* _AVAILABLE DATA_:
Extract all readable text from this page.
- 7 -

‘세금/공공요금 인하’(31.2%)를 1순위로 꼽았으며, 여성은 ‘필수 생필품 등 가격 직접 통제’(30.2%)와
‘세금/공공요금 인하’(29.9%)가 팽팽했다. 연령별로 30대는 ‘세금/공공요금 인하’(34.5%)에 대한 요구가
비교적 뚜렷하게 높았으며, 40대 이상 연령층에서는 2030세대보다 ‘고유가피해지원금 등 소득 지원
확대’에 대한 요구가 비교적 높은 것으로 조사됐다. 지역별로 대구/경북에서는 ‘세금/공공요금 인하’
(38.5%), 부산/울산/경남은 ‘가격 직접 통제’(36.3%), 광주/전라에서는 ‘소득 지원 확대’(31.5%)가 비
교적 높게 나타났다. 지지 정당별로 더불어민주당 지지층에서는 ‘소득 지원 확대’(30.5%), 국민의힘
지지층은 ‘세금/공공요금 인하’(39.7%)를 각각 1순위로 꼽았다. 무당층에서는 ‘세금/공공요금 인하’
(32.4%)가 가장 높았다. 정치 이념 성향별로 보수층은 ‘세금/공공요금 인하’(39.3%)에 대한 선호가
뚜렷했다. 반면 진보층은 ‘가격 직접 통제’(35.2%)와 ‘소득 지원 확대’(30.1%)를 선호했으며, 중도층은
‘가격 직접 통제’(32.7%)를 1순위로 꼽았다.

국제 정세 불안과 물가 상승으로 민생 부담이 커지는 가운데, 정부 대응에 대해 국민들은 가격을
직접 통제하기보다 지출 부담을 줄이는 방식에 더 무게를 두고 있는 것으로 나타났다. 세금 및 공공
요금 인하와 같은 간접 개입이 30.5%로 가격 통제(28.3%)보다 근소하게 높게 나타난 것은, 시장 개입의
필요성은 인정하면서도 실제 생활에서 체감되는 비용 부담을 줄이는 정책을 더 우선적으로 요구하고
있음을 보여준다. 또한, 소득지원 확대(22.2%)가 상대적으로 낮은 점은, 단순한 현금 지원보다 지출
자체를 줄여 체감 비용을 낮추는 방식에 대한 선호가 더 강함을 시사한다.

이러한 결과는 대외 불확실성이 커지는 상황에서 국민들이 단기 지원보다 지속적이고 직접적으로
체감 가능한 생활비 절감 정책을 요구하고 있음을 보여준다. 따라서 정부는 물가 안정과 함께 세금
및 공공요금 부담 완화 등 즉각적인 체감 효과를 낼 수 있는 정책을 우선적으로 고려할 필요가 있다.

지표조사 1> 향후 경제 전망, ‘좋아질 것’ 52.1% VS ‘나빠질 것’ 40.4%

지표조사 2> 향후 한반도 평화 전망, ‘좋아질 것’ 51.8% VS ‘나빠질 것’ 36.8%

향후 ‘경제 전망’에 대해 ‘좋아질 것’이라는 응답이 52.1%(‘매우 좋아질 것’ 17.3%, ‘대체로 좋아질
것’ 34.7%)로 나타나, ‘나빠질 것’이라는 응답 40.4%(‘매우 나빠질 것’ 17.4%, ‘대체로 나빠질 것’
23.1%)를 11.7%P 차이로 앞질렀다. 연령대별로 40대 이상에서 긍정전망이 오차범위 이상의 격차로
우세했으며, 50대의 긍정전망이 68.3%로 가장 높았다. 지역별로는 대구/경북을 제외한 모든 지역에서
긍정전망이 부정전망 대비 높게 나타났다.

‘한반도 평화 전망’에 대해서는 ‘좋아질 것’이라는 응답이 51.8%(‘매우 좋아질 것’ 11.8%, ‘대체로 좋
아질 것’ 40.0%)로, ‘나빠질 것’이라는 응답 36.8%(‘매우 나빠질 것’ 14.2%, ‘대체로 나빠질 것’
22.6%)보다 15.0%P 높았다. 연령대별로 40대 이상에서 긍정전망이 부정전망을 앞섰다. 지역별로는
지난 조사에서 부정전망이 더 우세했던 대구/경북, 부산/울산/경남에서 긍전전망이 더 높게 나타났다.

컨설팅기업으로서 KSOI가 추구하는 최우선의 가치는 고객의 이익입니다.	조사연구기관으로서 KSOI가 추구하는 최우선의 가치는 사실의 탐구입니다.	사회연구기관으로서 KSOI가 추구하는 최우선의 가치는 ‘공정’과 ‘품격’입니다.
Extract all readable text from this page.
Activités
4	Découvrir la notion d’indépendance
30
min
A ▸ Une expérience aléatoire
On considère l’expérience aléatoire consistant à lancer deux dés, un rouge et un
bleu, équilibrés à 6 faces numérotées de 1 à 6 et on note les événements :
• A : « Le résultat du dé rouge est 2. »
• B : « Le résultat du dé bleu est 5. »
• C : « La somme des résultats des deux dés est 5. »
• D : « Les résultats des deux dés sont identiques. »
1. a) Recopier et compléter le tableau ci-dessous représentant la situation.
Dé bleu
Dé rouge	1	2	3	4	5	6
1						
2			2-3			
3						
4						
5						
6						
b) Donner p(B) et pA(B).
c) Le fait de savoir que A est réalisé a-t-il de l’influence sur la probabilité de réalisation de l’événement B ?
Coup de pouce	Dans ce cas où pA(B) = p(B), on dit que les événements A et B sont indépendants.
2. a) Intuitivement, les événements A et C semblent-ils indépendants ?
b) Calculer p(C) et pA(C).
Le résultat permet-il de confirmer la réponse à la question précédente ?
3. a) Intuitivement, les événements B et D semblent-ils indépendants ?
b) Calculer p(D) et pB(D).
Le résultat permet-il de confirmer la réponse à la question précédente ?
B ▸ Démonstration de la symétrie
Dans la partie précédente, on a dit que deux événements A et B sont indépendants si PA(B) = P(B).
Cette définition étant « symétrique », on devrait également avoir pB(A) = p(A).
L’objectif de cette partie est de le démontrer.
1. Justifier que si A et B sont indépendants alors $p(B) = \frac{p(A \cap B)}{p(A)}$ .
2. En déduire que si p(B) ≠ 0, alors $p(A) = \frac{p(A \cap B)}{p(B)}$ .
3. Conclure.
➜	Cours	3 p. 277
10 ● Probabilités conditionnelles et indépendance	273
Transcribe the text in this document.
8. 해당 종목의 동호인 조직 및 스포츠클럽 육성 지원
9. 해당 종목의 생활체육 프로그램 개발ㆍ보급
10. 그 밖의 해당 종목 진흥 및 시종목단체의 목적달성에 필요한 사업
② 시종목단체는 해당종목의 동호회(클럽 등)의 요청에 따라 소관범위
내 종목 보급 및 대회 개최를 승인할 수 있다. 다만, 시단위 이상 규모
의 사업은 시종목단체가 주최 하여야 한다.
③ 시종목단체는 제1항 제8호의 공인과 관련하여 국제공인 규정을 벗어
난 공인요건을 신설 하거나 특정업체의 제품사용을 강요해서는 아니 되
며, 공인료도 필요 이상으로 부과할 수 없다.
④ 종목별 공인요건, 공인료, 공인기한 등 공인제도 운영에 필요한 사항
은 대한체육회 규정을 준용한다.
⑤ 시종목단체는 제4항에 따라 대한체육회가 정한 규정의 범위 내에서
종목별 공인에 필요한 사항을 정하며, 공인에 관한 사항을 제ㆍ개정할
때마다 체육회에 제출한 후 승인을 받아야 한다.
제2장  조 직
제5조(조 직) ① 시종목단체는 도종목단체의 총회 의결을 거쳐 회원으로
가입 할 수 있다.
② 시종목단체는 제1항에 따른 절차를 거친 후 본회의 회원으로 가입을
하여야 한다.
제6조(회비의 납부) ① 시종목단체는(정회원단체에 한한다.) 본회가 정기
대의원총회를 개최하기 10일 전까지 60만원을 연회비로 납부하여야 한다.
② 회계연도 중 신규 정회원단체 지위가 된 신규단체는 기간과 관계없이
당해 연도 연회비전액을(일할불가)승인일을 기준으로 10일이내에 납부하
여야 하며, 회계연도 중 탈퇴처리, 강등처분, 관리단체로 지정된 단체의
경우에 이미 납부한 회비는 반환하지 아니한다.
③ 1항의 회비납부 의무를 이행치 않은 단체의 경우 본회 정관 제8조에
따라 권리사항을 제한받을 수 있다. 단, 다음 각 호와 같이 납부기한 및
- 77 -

* _INSTRUCTION_:
List all lines from the entries that include the word "나타났다".

* _WRITTEN SOLUTION_:
교적 높게 나타났다. 지지 정당별로 더불어민주당 지지층에서는 ‘소득 지원 확대’(30.5%), 국민의힘
직접 통제하기보다 지출 부담을 줄이는 방식에 더 무게를 두고 있는 것으로 나타났다. 세금 및 공공
긍정전망이 부정전망 대비 높게 나타났다.
지난 조사에서 부정전망이 더 우세했던 대구/경북, 부산/울산/경남에서 긍전전망이 더 높게 나타났다.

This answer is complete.